> **RECORDS PROVIDED**
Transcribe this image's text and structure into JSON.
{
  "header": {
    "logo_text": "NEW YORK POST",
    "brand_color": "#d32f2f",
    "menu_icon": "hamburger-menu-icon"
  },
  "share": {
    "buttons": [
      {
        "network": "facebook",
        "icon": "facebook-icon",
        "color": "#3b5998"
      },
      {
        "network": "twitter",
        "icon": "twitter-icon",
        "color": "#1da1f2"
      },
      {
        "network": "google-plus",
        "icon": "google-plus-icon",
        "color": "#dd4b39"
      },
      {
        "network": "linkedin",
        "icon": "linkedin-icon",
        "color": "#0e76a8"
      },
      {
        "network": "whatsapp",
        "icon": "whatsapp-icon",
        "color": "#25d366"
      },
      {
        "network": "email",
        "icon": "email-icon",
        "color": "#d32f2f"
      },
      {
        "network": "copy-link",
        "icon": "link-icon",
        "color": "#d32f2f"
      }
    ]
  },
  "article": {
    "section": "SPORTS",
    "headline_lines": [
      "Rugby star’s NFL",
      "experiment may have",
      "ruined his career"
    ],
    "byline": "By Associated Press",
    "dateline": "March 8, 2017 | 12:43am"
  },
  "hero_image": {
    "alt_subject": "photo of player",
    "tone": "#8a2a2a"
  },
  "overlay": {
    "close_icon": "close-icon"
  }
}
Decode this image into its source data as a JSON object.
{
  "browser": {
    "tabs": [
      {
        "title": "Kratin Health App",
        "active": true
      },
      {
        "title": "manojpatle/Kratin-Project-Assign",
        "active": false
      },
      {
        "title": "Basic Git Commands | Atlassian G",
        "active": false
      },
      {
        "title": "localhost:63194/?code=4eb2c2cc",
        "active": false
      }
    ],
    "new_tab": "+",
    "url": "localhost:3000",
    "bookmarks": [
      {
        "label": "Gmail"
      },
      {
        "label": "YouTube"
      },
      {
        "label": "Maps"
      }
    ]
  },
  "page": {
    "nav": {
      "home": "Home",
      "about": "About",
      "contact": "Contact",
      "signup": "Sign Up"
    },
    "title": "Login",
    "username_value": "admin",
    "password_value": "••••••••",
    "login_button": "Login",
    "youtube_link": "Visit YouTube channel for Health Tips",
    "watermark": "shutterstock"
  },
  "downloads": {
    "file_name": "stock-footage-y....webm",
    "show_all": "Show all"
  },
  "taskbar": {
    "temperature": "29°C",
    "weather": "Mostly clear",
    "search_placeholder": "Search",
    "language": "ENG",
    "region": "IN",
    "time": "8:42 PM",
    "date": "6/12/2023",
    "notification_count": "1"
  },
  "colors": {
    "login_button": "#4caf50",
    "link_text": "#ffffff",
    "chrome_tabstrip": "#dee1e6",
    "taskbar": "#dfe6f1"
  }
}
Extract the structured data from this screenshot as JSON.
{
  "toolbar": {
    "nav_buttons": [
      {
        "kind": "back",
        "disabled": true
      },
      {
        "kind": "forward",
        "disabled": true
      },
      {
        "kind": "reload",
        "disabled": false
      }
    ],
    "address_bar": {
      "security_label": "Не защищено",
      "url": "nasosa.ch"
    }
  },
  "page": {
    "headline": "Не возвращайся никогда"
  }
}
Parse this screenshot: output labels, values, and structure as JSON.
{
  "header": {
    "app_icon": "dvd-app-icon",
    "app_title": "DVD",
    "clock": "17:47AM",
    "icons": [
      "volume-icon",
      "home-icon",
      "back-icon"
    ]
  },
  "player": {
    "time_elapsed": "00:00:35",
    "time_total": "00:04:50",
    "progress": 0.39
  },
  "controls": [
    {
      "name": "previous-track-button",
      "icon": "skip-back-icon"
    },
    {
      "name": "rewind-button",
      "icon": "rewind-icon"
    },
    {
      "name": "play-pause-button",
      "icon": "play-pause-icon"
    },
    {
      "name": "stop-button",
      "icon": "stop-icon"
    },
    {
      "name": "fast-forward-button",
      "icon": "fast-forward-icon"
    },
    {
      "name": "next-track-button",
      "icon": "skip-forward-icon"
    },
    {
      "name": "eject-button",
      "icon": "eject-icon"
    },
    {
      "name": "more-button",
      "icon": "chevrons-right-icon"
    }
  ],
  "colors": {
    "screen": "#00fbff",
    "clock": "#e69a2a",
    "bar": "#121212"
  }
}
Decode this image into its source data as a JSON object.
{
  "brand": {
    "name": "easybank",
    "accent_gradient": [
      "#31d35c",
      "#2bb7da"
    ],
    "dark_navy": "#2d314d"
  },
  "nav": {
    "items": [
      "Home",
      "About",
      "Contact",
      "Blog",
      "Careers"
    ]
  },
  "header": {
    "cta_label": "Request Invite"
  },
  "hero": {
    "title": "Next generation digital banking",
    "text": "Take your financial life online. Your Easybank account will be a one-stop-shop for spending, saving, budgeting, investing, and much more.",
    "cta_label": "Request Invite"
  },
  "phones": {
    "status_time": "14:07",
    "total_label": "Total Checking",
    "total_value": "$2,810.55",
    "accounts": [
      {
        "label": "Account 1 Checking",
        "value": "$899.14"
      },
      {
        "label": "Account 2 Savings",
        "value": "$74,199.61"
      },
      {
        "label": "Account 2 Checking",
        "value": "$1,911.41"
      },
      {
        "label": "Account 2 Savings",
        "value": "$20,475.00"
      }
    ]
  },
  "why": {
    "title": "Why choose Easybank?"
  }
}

> **TASK OBJECTIVE**
Pick out every line holding the string "google" and return it.

> **SOLUTION FOR THIS EXERCISE**
        "network": "google-plus",
        "icon": "google-plus-icon",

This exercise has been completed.